*TEXT PROVIDED*:
=======
# Holy Cow! I Found A Venus Fly Trap At Home Depot!



## Mr.Scorpion (Sep 28, 2005)

So I obviously picked a few up. Researching as we speak. Seem to be quite interesting. So if you live by home depot and it has a garden section...


----------



## surena (Sep 28, 2005)

Yeah, They are very cool. I have owned a few. I have also tried to get them grow from seeds, but no luck. Remember that the cold temp can kill them very easy. Good luck with it.


----------



## Empi (Sep 29, 2005)

I love those things. Just don't over feed them...


----------



## Predator (Sep 29, 2005)

They have these at lowes,  I had thought of buying a few and seeing how they do in my emperor scorp tank.


----------



## Empi (Sep 29, 2005)

Predator said:
			
		

> They have these at lowes,  I had thought of buying a few and seeing how they do in my emperor scorp tank.


I was thinking the same thing. Emp tank would be the ideal set up for them. They would probly get smashed by the emp unless you were to plant them right in the middle of the tank. That would be awesome though. Poor scorpion would have to compete with the plant for food.


----------



## Wade (Sep 29, 2005)

Venus flytraps (and most other carniverous plants) require very high light level to thrive. Natural sunlight is best, or failing that, reallt intense full-spectrum artificial light. They also need really damp, virtually wet, conditions.

The scorpion might not appreciate that.

Wade


----------



## Sibeleen (Sep 29, 2005)

I would agree with wade.
I have worked with full spectrum HID lighting for a couple years with other type of plants that require mostly the same conditions.
Venus fly traps can thrive with a 200W HPS (high pressure Sodium) light and can get bigger in artificial light than natural sun light (depends where you live offcourse) since the amount of lumen can be controlled.

SiB


----------



## Fini (Sep 29, 2005)

Here is a VFT care sheet from California Carnivores (the coolest nursery ever!).

http://californiacarnivores.com/vft_growing_tips.htm


----------



## psionix (Sep 29, 2005)

surena said:
			
		

> Remember that the cold temp can kill them very easy.


  

not exactly, they need to be wintered or it will die.  also don't 'feed' it, let it catch it's own food and keep it wet at all times.  if you have questions PM and i'll help you out.  

good luck


----------



## Buspirone (Sep 29, 2005)
=======
*REQUIREMENT 1*: In the Venus flytrap thread, what wattage of HPS light does Sibeleen say flytraps can thrive under?
The forum thread above and the listing after it are unrelated material.

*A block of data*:
=======
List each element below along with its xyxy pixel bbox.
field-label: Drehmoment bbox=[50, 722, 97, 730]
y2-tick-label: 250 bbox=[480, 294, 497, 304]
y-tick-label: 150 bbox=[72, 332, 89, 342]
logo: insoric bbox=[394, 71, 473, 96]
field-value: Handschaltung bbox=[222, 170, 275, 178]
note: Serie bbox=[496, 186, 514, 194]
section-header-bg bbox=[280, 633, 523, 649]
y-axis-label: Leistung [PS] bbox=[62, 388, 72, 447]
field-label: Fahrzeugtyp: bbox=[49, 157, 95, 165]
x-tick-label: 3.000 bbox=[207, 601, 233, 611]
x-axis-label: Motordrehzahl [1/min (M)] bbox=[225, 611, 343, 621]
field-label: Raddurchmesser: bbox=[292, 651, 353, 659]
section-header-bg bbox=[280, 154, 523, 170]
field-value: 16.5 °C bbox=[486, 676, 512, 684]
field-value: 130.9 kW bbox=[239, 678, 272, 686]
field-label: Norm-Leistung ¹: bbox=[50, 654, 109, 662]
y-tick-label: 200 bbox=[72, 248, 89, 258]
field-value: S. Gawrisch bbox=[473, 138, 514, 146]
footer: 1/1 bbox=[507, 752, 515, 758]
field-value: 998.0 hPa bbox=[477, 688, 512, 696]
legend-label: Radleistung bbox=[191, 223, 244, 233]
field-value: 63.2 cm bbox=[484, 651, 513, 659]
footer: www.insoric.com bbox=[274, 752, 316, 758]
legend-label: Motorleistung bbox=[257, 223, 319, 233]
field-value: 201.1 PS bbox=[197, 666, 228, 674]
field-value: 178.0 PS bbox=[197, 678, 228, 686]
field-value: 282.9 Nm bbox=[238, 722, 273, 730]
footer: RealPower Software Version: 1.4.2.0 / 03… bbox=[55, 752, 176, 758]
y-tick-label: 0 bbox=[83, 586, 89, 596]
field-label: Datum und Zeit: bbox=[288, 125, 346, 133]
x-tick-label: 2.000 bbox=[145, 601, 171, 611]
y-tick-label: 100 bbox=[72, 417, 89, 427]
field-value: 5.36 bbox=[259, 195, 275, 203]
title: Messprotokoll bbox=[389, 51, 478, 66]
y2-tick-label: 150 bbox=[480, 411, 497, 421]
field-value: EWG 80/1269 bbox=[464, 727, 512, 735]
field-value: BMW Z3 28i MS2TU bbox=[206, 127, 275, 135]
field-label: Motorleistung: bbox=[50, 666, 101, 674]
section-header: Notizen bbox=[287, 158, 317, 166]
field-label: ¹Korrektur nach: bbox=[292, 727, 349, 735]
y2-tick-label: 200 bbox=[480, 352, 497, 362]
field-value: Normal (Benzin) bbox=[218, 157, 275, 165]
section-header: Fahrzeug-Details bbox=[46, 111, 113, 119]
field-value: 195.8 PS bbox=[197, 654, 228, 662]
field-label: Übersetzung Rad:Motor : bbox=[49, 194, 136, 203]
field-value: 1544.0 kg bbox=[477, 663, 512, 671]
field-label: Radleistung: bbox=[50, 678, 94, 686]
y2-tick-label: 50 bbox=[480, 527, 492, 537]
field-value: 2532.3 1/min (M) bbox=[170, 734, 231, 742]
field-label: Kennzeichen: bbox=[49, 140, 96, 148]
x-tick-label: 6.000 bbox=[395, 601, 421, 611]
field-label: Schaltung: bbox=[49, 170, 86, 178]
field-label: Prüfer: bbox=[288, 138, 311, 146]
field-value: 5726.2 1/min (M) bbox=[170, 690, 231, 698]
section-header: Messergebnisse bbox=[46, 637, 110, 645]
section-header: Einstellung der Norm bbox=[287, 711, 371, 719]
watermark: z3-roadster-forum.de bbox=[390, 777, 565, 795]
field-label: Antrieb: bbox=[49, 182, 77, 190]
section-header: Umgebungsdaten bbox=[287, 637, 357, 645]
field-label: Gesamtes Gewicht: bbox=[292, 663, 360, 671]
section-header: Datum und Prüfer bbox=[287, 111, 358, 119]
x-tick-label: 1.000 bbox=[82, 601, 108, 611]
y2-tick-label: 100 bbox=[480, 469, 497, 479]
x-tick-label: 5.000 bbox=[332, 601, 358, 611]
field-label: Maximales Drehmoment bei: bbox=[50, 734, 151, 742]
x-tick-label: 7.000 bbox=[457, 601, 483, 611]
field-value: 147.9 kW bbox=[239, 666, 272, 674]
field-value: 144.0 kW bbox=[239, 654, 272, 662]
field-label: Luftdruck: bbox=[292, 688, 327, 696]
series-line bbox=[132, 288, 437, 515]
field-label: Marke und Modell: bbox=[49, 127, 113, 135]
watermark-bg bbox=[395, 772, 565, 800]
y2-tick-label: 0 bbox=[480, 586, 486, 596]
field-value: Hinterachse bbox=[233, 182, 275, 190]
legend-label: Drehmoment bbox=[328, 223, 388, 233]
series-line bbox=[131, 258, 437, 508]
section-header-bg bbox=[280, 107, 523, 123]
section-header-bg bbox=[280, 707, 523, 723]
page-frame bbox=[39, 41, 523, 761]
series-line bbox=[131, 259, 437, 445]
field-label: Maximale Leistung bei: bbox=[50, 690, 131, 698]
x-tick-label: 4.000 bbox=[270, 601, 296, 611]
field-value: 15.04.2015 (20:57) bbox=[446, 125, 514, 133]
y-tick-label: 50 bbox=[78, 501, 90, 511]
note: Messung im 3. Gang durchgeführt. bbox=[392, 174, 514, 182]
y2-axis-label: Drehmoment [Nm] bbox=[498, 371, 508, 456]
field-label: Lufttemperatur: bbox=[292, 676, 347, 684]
=======
*REQUIREMENT 2*: Please switch "Handschaltung" to "Automatik" in everything from the start of the listing down to the line containing "section-header-bg bbox=[280, 633, 523, 649]", and return only those lines with nothing else changed.

*CORRECT ANSWER 1*: A 200W HPS (high pressure sodium) light.

*CORRECT ANSWER 2*:
List each element below along with its xyxy pixel bbox.
field-label: Drehmoment bbox=[50, 722, 97, 730]
y2-tick-label: 250 bbox=[480, 294, 497, 304]
y-tick-label: 150 bbox=[72, 332, 89, 342]
logo: insoric bbox=[394, 71, 473, 96]
field-value: Automatik bbox=[222, 170, 275, 178]
note: Serie bbox=[496, 186, 514, 194]
section-header-bg bbox=[280, 633, 523, 649]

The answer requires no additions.